» AIM OF THE TASK
All of the material below is to be restated word for word, apart from the pictures.

########

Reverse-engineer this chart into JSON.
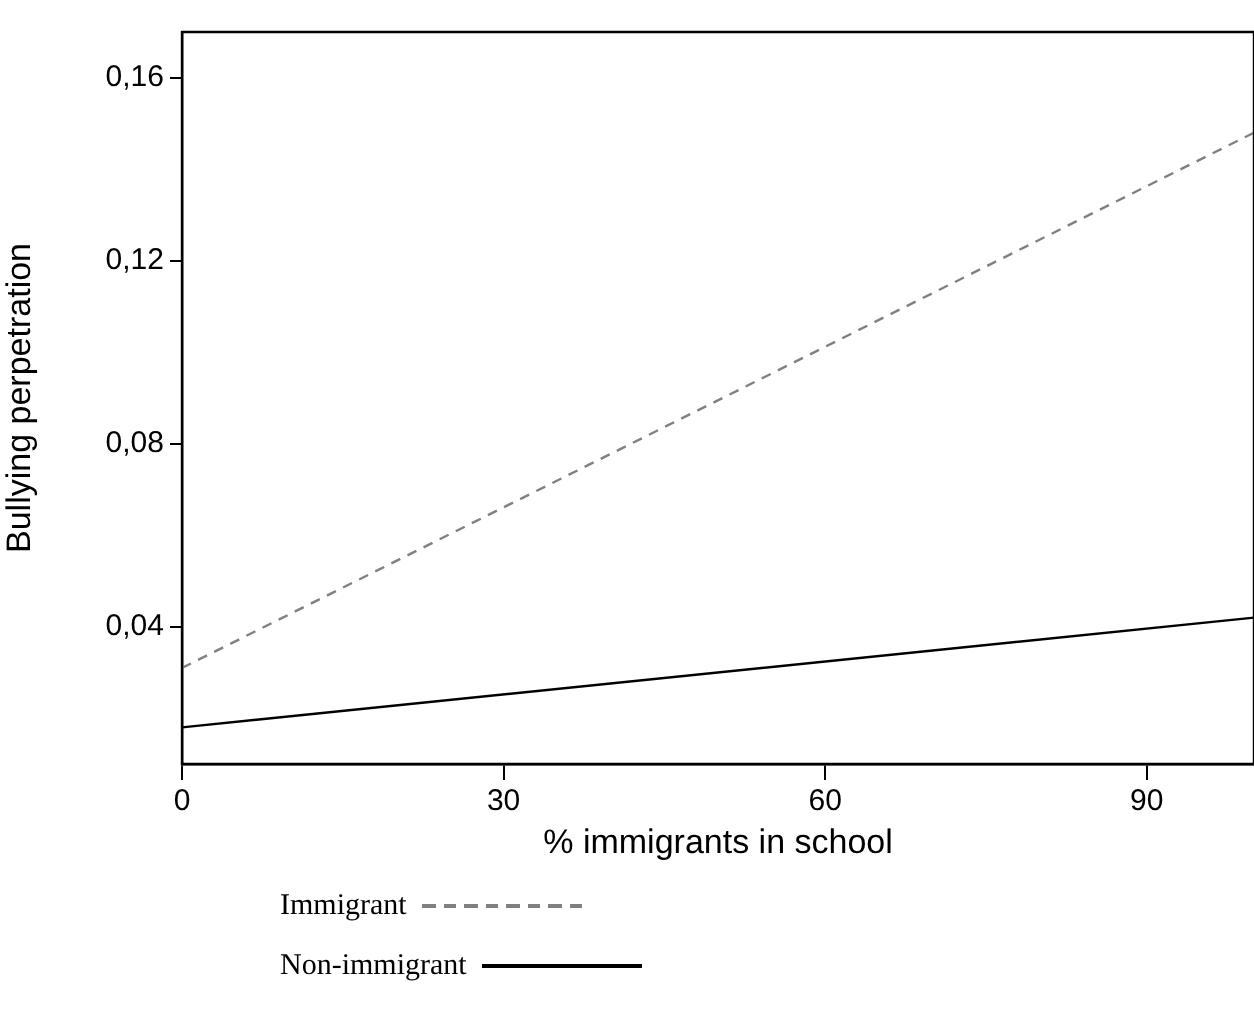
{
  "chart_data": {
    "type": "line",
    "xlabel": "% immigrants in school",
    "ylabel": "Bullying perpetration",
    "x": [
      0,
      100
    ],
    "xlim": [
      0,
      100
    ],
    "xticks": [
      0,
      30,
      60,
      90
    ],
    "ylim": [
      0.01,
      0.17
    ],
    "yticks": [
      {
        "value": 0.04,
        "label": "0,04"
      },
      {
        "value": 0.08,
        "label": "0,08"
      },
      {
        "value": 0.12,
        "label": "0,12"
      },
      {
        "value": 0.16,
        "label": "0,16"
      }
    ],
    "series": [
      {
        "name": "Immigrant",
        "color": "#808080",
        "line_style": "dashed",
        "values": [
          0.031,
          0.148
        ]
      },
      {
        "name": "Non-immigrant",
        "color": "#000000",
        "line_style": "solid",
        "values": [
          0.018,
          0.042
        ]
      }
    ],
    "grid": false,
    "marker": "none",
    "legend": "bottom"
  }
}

########

» RESPONSE FOR THIS EXERCISE
Reverse-engineer this chart into JSON.
{
  "chart_data": {
    "type": "line",
    "xlabel": "% immigrants in school",
    "ylabel": "Bullying perpetration",
    "x": [
      0,
      100
    ],
    "xlim": [
      0,
      100
    ],
    "xticks": [
      0,
      30,
      60,
      90
    ],
    "ylim": [
      0.01,
      0.17
    ],
    "yticks": [
      {
        "value": 0.04,
        "label": "0,04"
      },
      {
        "value": 0.08,
        "label": "0,08"
      },
      {
        "value": 0.12,
        "label": "0,12"
      },
      {
        "value": 0.16,
        "label": "0,16"
      }
    ],
    "series": [
      {
        "name": "Immigrant",
        "color": "#808080",
        "line_style": "dashed",
        "values": [
          0.031,
          0.148
        ]
      },
      {
        "name": "Non-immigrant",
        "color": "#000000",
        "line_style": "solid",
        "values": [
          0.018,
          0.042
        ]
      }
    ],
    "grid": false,
    "marker": "none",
    "legend": "bottom"
  }
}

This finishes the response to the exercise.